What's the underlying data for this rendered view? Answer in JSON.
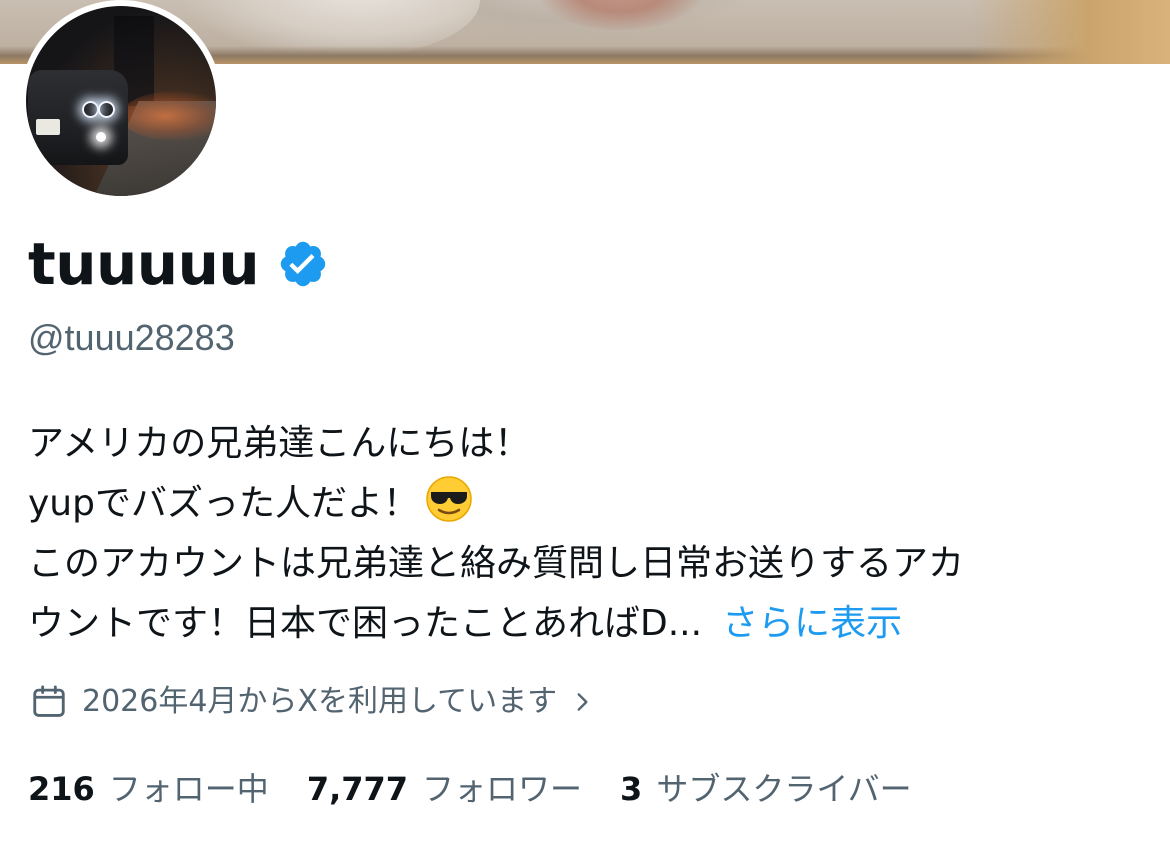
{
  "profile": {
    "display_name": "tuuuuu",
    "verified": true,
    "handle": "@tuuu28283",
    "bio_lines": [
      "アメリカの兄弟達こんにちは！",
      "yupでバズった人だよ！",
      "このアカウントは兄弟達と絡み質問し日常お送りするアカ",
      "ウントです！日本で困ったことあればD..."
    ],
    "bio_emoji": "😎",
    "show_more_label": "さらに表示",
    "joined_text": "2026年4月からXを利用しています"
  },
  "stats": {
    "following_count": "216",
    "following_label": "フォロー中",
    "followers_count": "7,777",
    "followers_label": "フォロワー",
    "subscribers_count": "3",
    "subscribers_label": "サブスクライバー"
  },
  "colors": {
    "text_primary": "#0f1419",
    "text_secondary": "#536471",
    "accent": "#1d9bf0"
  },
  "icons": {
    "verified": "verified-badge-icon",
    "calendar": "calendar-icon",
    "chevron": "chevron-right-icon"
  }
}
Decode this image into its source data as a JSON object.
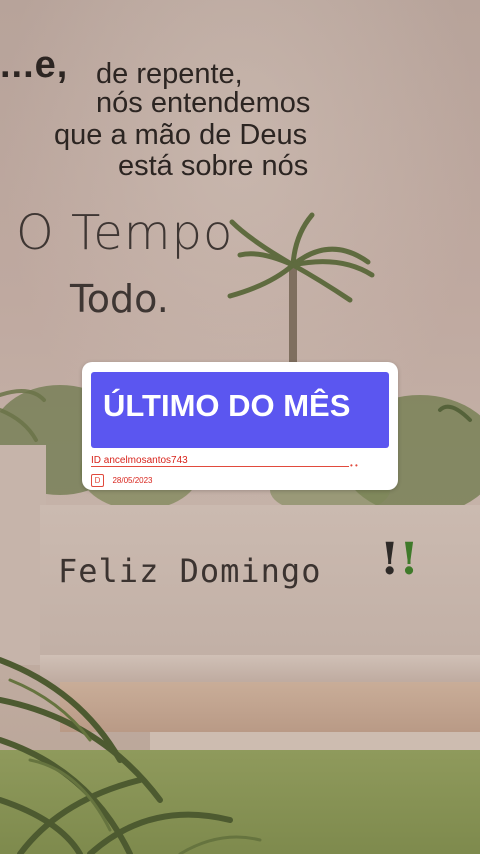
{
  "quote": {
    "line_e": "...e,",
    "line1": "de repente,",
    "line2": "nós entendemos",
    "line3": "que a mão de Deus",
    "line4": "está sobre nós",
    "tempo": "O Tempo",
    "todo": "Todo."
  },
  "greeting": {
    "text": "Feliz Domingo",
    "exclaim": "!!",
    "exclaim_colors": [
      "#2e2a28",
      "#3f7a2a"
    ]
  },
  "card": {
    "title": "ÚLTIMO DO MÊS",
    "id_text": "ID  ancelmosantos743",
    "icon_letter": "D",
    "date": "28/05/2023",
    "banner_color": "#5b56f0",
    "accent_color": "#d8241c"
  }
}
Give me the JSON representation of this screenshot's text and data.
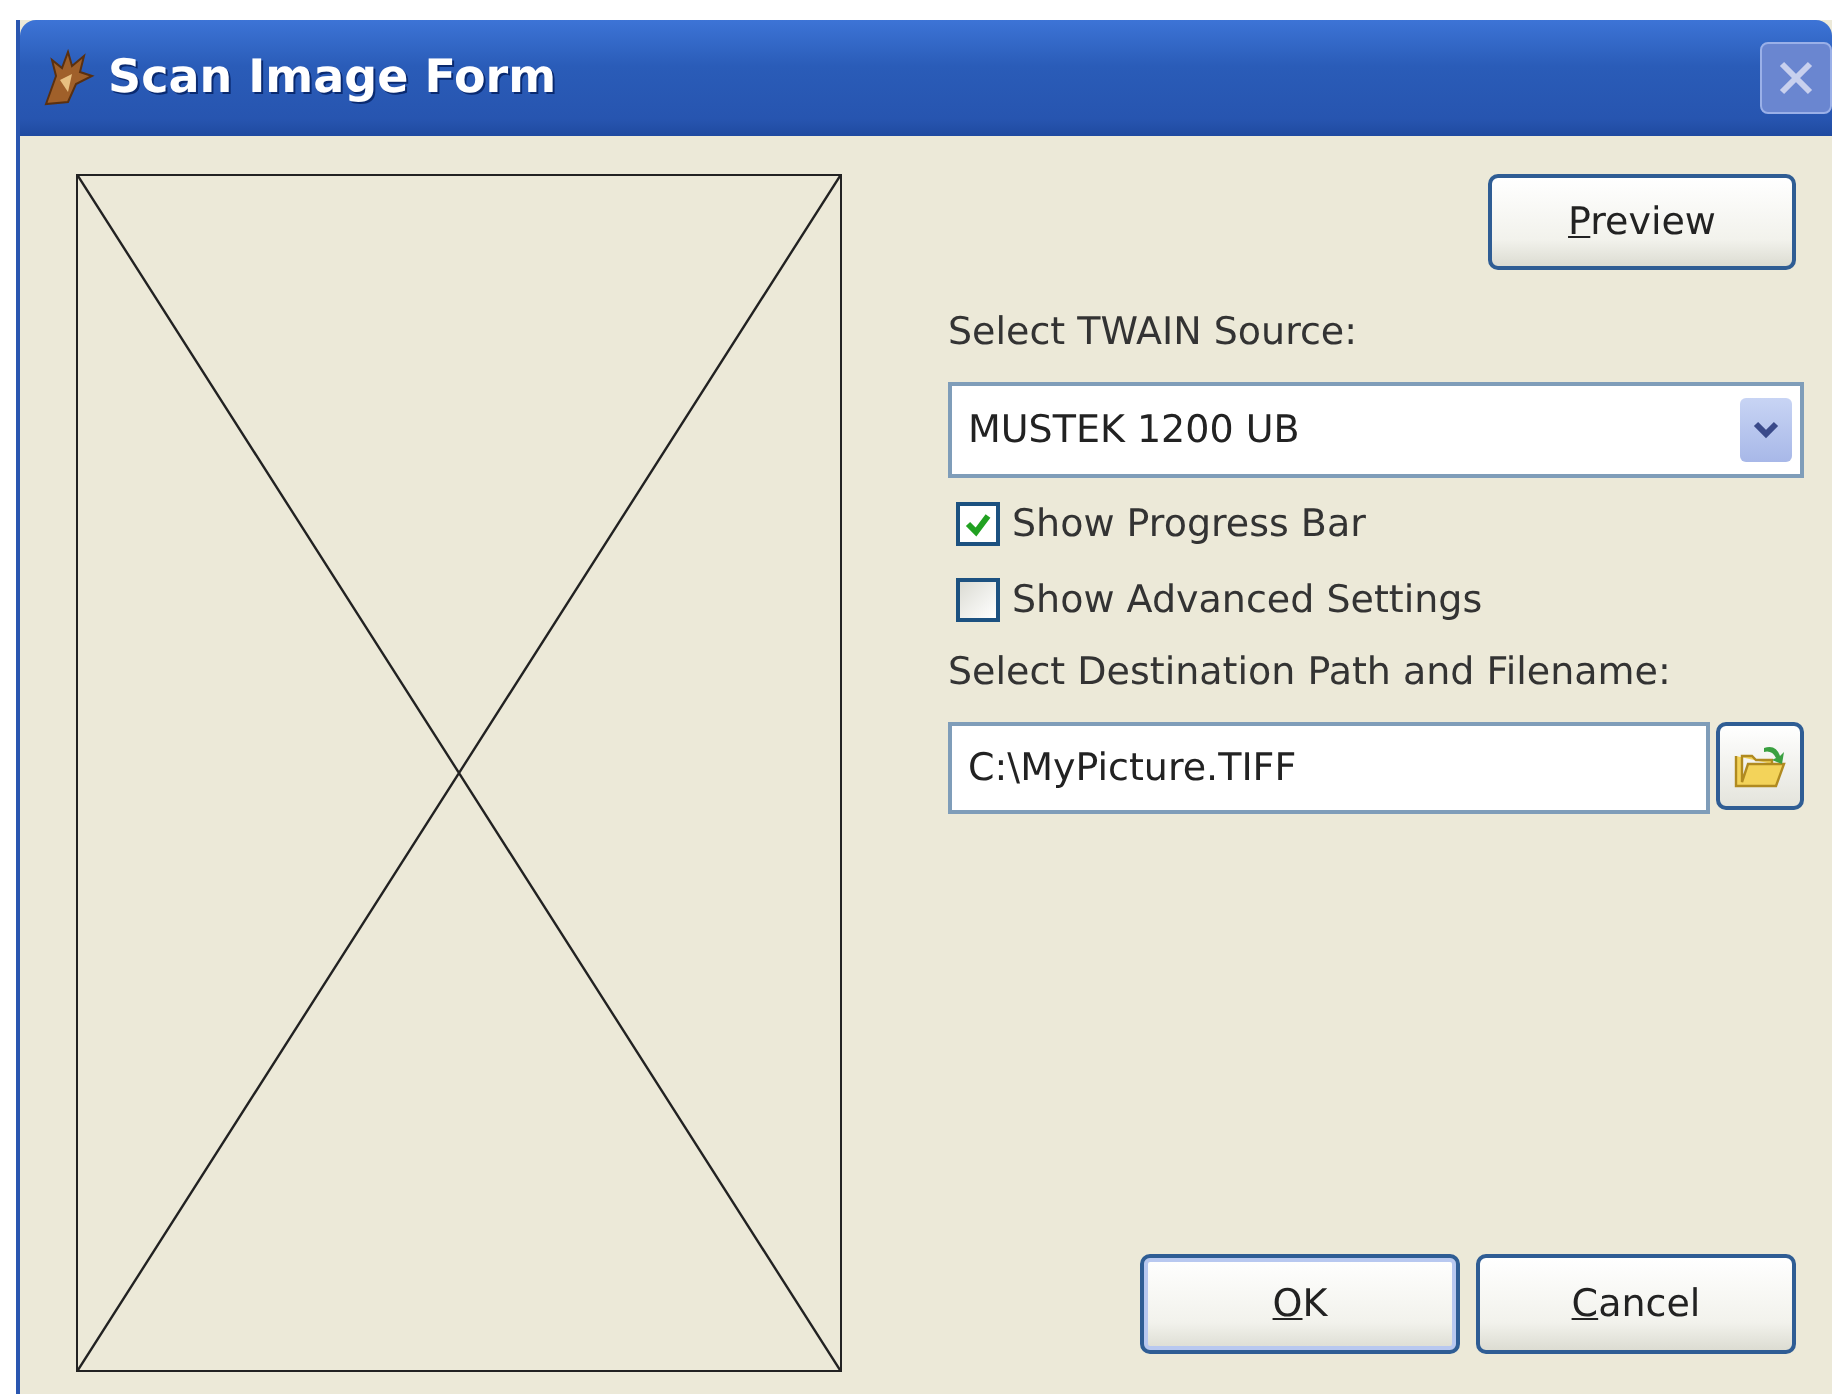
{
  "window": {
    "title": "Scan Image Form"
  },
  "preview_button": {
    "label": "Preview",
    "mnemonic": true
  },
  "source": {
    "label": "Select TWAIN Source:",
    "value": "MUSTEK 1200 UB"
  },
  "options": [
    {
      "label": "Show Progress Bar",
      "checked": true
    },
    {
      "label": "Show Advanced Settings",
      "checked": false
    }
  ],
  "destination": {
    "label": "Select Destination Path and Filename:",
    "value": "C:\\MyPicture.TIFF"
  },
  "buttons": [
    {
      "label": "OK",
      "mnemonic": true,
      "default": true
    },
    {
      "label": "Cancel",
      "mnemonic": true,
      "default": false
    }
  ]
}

**INSTRUCTIONS TO FOLLOW:**
In the copy, leave out all pictures, and retype exactly each line from the one with "Give me the" through the last line of the entries.

**RESULT OF THE EXERCISE:**
Give me the JSON representation of this screenshot's text and data.
{
  "window": {
    "title": "Scan Image Form"
  },
  "preview_button": {
    "label": "Preview",
    "mnemonic": true
  },
  "source": {
    "label": "Select TWAIN Source:",
    "value": "MUSTEK 1200 UB"
  },
  "options": [
    {
      "label": "Show Progress Bar",
      "checked": true
    },
    {
      "label": "Show Advanced Settings",
      "checked": false
    }
  ],
  "destination": {
    "label": "Select Destination Path and Filename:",
    "value": "C:\\MyPicture.TIFF"
  },
  "buttons": [
    {
      "label": "OK",
      "mnemonic": true,
      "default": true
    },
    {
      "label": "Cancel",
      "mnemonic": true,
      "default": false
    }
  ]
}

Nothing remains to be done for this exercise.